(Rows from a dataset)
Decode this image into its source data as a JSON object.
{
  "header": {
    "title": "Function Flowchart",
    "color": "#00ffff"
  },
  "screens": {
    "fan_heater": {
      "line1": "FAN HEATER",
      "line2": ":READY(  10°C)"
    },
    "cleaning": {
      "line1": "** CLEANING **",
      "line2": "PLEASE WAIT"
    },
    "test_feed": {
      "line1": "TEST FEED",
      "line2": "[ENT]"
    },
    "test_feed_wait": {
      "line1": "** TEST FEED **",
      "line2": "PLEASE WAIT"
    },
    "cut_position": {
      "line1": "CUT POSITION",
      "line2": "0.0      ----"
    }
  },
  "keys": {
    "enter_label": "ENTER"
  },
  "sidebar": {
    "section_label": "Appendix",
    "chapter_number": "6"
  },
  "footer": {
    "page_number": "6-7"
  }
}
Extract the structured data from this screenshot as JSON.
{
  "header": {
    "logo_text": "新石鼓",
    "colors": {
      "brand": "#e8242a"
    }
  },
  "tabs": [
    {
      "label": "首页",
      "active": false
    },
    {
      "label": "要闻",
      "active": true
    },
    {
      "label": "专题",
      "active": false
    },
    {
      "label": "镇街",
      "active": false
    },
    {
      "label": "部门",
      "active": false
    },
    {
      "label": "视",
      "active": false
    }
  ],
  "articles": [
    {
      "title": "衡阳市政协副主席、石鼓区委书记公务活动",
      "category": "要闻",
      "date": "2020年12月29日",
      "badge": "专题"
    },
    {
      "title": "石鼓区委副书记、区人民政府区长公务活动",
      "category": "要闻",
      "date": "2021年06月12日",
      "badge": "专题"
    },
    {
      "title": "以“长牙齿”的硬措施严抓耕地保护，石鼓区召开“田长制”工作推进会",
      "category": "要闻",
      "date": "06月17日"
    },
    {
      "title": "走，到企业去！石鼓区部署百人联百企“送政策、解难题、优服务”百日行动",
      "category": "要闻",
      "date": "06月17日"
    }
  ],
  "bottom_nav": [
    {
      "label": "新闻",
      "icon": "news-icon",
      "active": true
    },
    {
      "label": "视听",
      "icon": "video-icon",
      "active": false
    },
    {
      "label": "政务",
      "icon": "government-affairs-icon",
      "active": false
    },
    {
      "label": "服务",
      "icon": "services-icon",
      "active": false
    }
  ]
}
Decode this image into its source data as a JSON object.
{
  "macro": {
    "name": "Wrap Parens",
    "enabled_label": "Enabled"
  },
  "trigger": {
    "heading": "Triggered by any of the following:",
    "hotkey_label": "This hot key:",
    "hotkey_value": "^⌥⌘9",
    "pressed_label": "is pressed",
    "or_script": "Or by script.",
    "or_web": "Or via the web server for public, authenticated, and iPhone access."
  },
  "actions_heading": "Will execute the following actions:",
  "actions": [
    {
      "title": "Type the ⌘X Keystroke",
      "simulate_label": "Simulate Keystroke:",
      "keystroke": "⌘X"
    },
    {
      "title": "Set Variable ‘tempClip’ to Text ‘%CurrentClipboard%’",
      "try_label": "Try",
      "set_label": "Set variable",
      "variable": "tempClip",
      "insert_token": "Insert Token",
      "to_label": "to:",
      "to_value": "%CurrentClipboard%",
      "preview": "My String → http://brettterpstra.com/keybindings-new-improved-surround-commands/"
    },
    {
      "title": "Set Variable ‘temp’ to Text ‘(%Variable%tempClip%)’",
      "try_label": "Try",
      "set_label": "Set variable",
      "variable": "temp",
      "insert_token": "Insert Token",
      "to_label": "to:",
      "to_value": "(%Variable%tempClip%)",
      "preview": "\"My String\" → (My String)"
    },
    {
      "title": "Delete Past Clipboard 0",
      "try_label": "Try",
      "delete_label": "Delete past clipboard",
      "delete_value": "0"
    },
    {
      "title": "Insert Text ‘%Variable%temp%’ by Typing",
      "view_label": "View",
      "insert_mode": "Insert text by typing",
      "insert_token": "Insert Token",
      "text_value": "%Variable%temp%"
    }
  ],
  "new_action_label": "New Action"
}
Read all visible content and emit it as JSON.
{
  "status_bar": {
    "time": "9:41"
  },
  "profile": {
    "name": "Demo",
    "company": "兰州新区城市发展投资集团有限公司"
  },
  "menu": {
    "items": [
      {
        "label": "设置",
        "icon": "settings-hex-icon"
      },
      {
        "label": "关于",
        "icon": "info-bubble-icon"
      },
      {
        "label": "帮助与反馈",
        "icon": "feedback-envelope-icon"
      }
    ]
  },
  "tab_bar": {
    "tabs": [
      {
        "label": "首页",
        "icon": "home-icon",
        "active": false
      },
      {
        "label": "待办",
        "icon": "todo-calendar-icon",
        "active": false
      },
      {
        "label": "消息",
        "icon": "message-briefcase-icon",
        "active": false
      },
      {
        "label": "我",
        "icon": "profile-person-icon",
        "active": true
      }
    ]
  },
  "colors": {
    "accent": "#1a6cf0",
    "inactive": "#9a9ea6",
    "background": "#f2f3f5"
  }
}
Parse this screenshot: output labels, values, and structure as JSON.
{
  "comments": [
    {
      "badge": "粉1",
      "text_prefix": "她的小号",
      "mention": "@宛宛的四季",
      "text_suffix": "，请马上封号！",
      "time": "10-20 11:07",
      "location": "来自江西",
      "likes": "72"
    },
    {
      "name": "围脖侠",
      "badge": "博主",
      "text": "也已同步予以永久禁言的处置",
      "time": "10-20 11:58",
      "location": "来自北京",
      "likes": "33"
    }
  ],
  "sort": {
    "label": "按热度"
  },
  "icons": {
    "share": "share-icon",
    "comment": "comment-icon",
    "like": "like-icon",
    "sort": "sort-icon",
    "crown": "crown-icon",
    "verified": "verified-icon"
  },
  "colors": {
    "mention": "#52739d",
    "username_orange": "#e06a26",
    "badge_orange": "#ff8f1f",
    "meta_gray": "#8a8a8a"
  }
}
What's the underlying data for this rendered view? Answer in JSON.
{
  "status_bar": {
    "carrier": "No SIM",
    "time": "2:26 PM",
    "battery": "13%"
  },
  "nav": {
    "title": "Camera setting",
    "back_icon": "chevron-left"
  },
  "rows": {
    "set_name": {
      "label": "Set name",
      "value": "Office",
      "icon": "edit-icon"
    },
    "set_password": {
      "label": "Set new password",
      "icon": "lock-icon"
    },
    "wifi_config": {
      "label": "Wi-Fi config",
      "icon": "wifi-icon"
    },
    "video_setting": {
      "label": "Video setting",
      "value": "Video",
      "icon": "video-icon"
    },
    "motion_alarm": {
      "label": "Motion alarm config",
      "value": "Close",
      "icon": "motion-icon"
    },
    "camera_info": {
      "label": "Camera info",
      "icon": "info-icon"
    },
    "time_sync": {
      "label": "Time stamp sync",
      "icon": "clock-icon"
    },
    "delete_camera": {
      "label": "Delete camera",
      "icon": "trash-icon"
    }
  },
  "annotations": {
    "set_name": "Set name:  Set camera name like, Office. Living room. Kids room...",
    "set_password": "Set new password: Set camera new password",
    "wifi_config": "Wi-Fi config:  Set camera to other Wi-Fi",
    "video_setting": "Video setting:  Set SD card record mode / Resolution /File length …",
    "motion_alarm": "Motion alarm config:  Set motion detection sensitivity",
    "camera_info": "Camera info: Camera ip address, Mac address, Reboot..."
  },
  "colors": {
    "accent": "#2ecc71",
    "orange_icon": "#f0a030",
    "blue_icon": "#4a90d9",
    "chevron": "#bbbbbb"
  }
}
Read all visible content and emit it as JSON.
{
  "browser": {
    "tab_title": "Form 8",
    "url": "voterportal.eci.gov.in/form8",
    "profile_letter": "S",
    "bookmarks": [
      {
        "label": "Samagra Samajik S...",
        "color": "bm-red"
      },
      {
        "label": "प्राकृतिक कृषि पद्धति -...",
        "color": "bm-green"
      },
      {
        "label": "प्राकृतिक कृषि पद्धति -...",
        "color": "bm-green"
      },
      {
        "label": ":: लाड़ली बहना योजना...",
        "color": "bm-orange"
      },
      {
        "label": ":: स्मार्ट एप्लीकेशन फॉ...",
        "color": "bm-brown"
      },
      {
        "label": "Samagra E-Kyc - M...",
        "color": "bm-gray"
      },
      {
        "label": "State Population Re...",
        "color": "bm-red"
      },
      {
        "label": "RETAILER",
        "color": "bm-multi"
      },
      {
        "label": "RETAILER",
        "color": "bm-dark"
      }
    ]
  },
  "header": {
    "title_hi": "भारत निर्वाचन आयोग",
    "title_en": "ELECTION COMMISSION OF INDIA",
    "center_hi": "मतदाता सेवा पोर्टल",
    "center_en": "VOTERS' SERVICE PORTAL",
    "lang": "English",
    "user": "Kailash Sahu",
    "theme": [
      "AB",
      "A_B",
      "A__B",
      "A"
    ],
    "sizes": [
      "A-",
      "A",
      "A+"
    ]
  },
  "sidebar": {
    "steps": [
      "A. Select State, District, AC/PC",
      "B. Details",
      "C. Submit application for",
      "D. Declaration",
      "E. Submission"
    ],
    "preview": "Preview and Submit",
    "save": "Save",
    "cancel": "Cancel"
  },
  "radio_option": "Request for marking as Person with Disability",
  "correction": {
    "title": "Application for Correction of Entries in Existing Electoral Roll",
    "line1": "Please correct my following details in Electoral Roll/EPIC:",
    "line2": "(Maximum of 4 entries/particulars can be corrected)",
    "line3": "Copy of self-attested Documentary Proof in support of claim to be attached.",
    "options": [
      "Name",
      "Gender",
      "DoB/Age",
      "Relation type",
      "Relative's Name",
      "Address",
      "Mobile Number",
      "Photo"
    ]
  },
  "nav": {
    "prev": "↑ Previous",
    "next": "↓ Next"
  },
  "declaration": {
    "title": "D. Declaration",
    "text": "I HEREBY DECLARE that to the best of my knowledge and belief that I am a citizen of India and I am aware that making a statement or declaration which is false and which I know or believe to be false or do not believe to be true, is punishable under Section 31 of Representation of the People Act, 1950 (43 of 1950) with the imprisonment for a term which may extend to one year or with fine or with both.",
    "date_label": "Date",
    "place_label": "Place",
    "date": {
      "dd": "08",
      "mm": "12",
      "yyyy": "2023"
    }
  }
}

SHORT EXERCISE: Copy every single line of the material above that holds "Office".

FINISHED ANSWER:
      "value": "Office",
    "set_name": "Set name:  Set camera name like, Office. Living room. Kids room...",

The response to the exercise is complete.